### JOB
Please reproduce the listing below with every "observed-point" swapped for "data-point" and nothing else altered. Leave out the pictures.

(Rows from a dataset)
○ ○ ○ ○ ○ ○ ○

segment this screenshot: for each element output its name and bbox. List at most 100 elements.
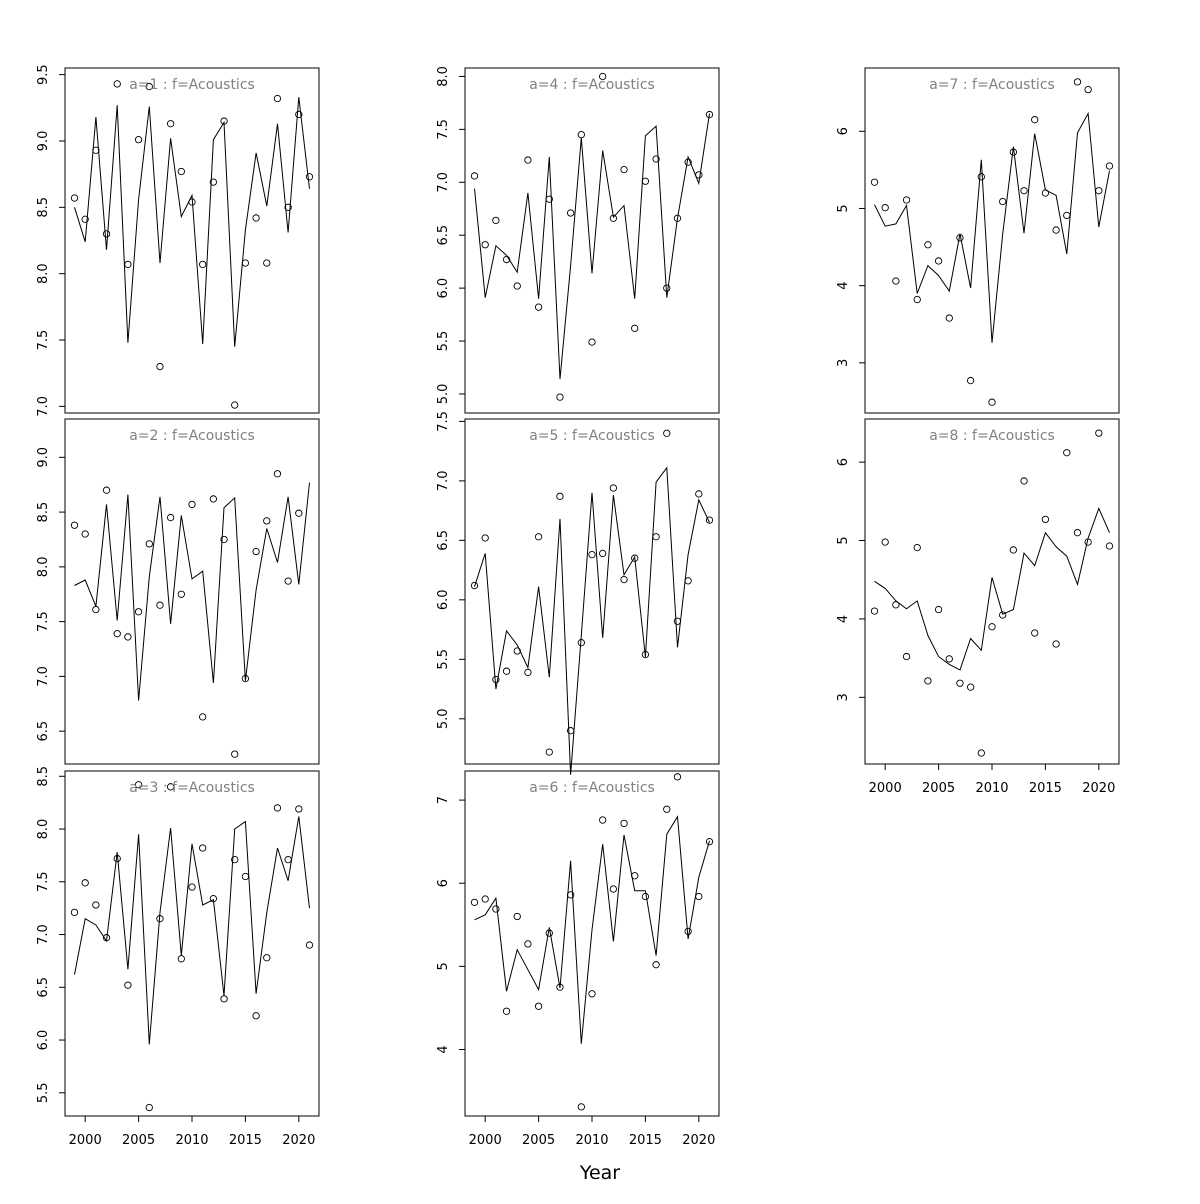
observed-point bbox=[524, 156, 532, 164]
x-tick-label: 2000 bbox=[69, 1133, 102, 1148]
observed-point bbox=[502, 255, 511, 264]
observed-point bbox=[599, 72, 607, 81]
observed-point bbox=[641, 177, 650, 185]
observed-point bbox=[663, 805, 671, 813]
y-tick-label: 7.0 bbox=[436, 471, 451, 492]
panel-5: 5.0 5.5 6.0 6.5 7.0 7.5 a=5 : f=Acoustics bbox=[436, 411, 720, 775]
x-tick-label: 2000 bbox=[869, 781, 902, 796]
observed-point bbox=[652, 533, 660, 541]
observed-point bbox=[1041, 515, 1050, 524]
observed-point bbox=[156, 601, 164, 609]
observed-point bbox=[199, 713, 207, 721]
observed-point bbox=[705, 516, 714, 524]
observed-point bbox=[556, 983, 564, 991]
observed-point bbox=[631, 872, 639, 880]
y-tick-label: 6.5 bbox=[436, 225, 451, 246]
y-tick-label: 6 bbox=[836, 127, 851, 135]
observed-point bbox=[913, 543, 921, 552]
observed-point bbox=[124, 981, 132, 989]
observed-point bbox=[252, 547, 260, 556]
y-tick-label: 8.5 bbox=[36, 766, 51, 787]
observed-point bbox=[70, 908, 79, 917]
panel-2: 6.5 7.0 7.5 8.0 8.5 9.0 a=2 : f=Acoustics bbox=[36, 418, 320, 765]
observed-point bbox=[924, 241, 932, 249]
observed-point bbox=[652, 961, 660, 969]
observed-point bbox=[534, 303, 543, 311]
observed-point bbox=[1063, 449, 1071, 457]
panel-3: 5.5 6.0 6.5 7.0 7.5 8.0 8.5 2000 2005 2010 2015 202… bbox=[36, 766, 320, 1148]
observed-point bbox=[705, 110, 714, 119]
observed-point bbox=[188, 883, 196, 891]
observed-point bbox=[481, 895, 489, 903]
observed-point bbox=[124, 633, 132, 641]
observed-point bbox=[956, 679, 964, 687]
panel-frame bbox=[464, 418, 720, 765]
observed-point bbox=[705, 838, 714, 846]
y-tick-label: 4 bbox=[436, 1045, 451, 1053]
observed-point bbox=[945, 314, 953, 322]
observed-point bbox=[609, 214, 618, 222]
observed-point bbox=[1052, 640, 1060, 648]
observed-point bbox=[545, 748, 553, 756]
panel-frame bbox=[464, 67, 720, 414]
observed-point bbox=[620, 165, 628, 174]
observed-point bbox=[609, 484, 618, 492]
observed-point bbox=[1095, 187, 1103, 195]
y-tick-label: 8.5 bbox=[36, 197, 51, 218]
y-tick-label: 5 bbox=[836, 536, 851, 544]
observed-point bbox=[166, 120, 175, 128]
observed-point bbox=[263, 954, 271, 962]
y-tick-label: 5.5 bbox=[436, 331, 451, 352]
observed-point bbox=[284, 855, 292, 864]
panel-frame bbox=[864, 67, 1120, 414]
observed-point bbox=[81, 879, 89, 887]
observed-point bbox=[470, 172, 479, 180]
observed-point bbox=[609, 885, 618, 893]
observed-point bbox=[945, 655, 953, 663]
fitted-line bbox=[874, 507, 1110, 671]
y-tick-label: 8.5 bbox=[36, 502, 51, 523]
observed-point bbox=[902, 196, 911, 204]
x-tick-label: 2020 bbox=[282, 1133, 315, 1148]
observed-point bbox=[92, 901, 100, 909]
observed-point bbox=[588, 338, 596, 346]
observed-point bbox=[534, 533, 543, 541]
observed-point bbox=[684, 927, 692, 936]
observed-point bbox=[663, 284, 671, 292]
observed-point bbox=[177, 167, 185, 176]
observed-point bbox=[1020, 187, 1028, 195]
observed-point bbox=[220, 995, 228, 1003]
x-tick-label: 2005 bbox=[522, 1133, 555, 1148]
observed-point bbox=[263, 517, 271, 525]
observed-point bbox=[1095, 429, 1103, 437]
observed-point bbox=[81, 215, 89, 223]
observed-point bbox=[481, 534, 489, 542]
observed-point bbox=[241, 674, 250, 683]
observed-point bbox=[999, 611, 1007, 619]
observed-point bbox=[102, 934, 111, 942]
observed-point bbox=[70, 521, 79, 529]
observed-point bbox=[492, 905, 500, 913]
observed-point bbox=[156, 915, 164, 923]
observed-point bbox=[166, 783, 175, 791]
observed-point bbox=[556, 393, 564, 401]
x-tick-label: 2015 bbox=[1029, 781, 1062, 796]
observed-point bbox=[209, 178, 218, 186]
panel-frame bbox=[864, 418, 1120, 765]
x-tick-label: 2020 bbox=[682, 1133, 715, 1148]
observed-point bbox=[492, 675, 500, 684]
observed-point bbox=[1105, 542, 1114, 550]
observed-point bbox=[252, 214, 260, 222]
x-tick-label: 2015 bbox=[229, 1133, 262, 1148]
y-tick-label: 9.0 bbox=[36, 447, 51, 468]
y-tick-label: 7.0 bbox=[36, 396, 51, 417]
fitted-line bbox=[74, 97, 310, 347]
observed-point bbox=[481, 241, 489, 249]
observed-point bbox=[156, 362, 164, 371]
y-tick-label: 7.5 bbox=[436, 411, 451, 432]
x-tick-label: 2010 bbox=[575, 1133, 608, 1148]
observed-point bbox=[566, 209, 575, 217]
observed-point bbox=[913, 295, 921, 304]
panel-4: 5.0 5.5 6.0 6.5 7.0 7.5 8.0 a=4 : f=Acoustics bbox=[436, 66, 720, 414]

○ ○ ○ ○ ○ ○ ○

### FULL ANSWER
segment this screenshot: for each element output its name and bbox. List at most 100 elements.
data-point bbox=[524, 156, 532, 164]
x-tick-label: 2000 bbox=[69, 1133, 102, 1148]
data-point bbox=[502, 255, 511, 264]
data-point bbox=[599, 72, 607, 81]
data-point bbox=[641, 177, 650, 185]
data-point bbox=[663, 805, 671, 813]
y-tick-label: 7.0 bbox=[436, 471, 451, 492]
panel-5: 5.0 5.5 6.0 6.5 7.0 7.5 a=5 : f=Acoustics bbox=[436, 411, 720, 775]
x-tick-label: 2000 bbox=[869, 781, 902, 796]
data-point bbox=[652, 533, 660, 541]
data-point bbox=[1041, 515, 1050, 524]
data-point bbox=[156, 601, 164, 609]
data-point bbox=[199, 713, 207, 721]
data-point bbox=[705, 516, 714, 524]
data-point bbox=[556, 983, 564, 991]
data-point bbox=[631, 872, 639, 880]
y-tick-label: 6.5 bbox=[436, 225, 451, 246]
y-tick-label: 6 bbox=[836, 127, 851, 135]
data-point bbox=[913, 543, 921, 552]
data-point bbox=[124, 981, 132, 989]
data-point bbox=[252, 547, 260, 556]
y-tick-label: 8.5 bbox=[36, 766, 51, 787]
data-point bbox=[70, 908, 79, 917]
panel-2: 6.5 7.0 7.5 8.0 8.5 9.0 a=2 : f=Acoustics bbox=[36, 418, 320, 765]
data-point bbox=[924, 241, 932, 249]
data-point bbox=[652, 961, 660, 969]
data-point bbox=[534, 303, 543, 311]
data-point bbox=[1063, 449, 1071, 457]
panel-3: 5.5 6.0 6.5 7.0 7.5 8.0 8.5 2000 2005 2010 2015 202… bbox=[36, 766, 320, 1148]
data-point bbox=[705, 110, 714, 119]
data-point bbox=[188, 883, 196, 891]
data-point bbox=[481, 895, 489, 903]
data-point bbox=[124, 633, 132, 641]
data-point bbox=[956, 679, 964, 687]
panel-frame bbox=[464, 418, 720, 765]
data-point bbox=[705, 838, 714, 846]
y-tick-label: 4 bbox=[436, 1045, 451, 1053]
data-point bbox=[945, 314, 953, 322]
data-point bbox=[609, 214, 618, 222]
data-point bbox=[1052, 640, 1060, 648]
data-point bbox=[545, 748, 553, 756]
panel-frame bbox=[464, 67, 720, 414]
data-point bbox=[620, 165, 628, 174]
data-point bbox=[609, 484, 618, 492]
data-point bbox=[1095, 187, 1103, 195]
y-tick-label: 8.5 bbox=[36, 197, 51, 218]
y-tick-label: 5 bbox=[836, 536, 851, 544]
data-point bbox=[166, 120, 175, 128]
data-point bbox=[263, 954, 271, 962]
y-tick-label: 5.5 bbox=[436, 331, 451, 352]
data-point bbox=[284, 855, 292, 864]
panel-frame bbox=[864, 67, 1120, 414]
data-point bbox=[81, 879, 89, 887]
data-point bbox=[470, 172, 479, 180]
data-point bbox=[609, 885, 618, 893]
data-point bbox=[945, 655, 953, 663]
fitted-line bbox=[874, 507, 1110, 671]
y-tick-label: 8.5 bbox=[36, 502, 51, 523]
data-point bbox=[902, 196, 911, 204]
x-tick-label: 2020 bbox=[282, 1133, 315, 1148]
data-point bbox=[92, 901, 100, 909]
data-point bbox=[588, 338, 596, 346]
data-point bbox=[534, 533, 543, 541]
data-point bbox=[684, 927, 692, 936]
data-point bbox=[663, 284, 671, 292]
data-point bbox=[177, 167, 185, 176]
data-point bbox=[1020, 187, 1028, 195]
data-point bbox=[220, 995, 228, 1003]
x-tick-label: 2005 bbox=[522, 1133, 555, 1148]
data-point bbox=[263, 517, 271, 525]
data-point bbox=[1095, 429, 1103, 437]
data-point bbox=[81, 215, 89, 223]
data-point bbox=[481, 534, 489, 542]
data-point bbox=[241, 674, 250, 683]
data-point bbox=[999, 611, 1007, 619]
data-point bbox=[102, 934, 111, 942]
data-point bbox=[70, 521, 79, 529]
data-point bbox=[492, 905, 500, 913]
data-point bbox=[156, 915, 164, 923]
data-point bbox=[166, 783, 175, 791]
data-point bbox=[556, 393, 564, 401]
x-tick-label: 2015 bbox=[1029, 781, 1062, 796]
data-point bbox=[209, 178, 218, 186]
panel-frame bbox=[864, 418, 1120, 765]
x-tick-label: 2020 bbox=[682, 1133, 715, 1148]
data-point bbox=[492, 675, 500, 684]
data-point bbox=[1105, 542, 1114, 550]
data-point bbox=[252, 214, 260, 222]
x-tick-label: 2015 bbox=[229, 1133, 262, 1148]
y-tick-label: 9.0 bbox=[36, 447, 51, 468]
y-tick-label: 7.0 bbox=[36, 396, 51, 417]
fitted-line bbox=[74, 97, 310, 347]
data-point bbox=[481, 241, 489, 249]
data-point bbox=[156, 362, 164, 371]
y-tick-label: 7.5 bbox=[436, 411, 451, 432]
x-tick-label: 2010 bbox=[575, 1133, 608, 1148]
data-point bbox=[566, 209, 575, 217]
data-point bbox=[913, 295, 921, 304]
panel-4: 5.0 5.5 6.0 6.5 7.0 7.5 8.0 a=4 : f=Acoustics bbox=[436, 66, 720, 414]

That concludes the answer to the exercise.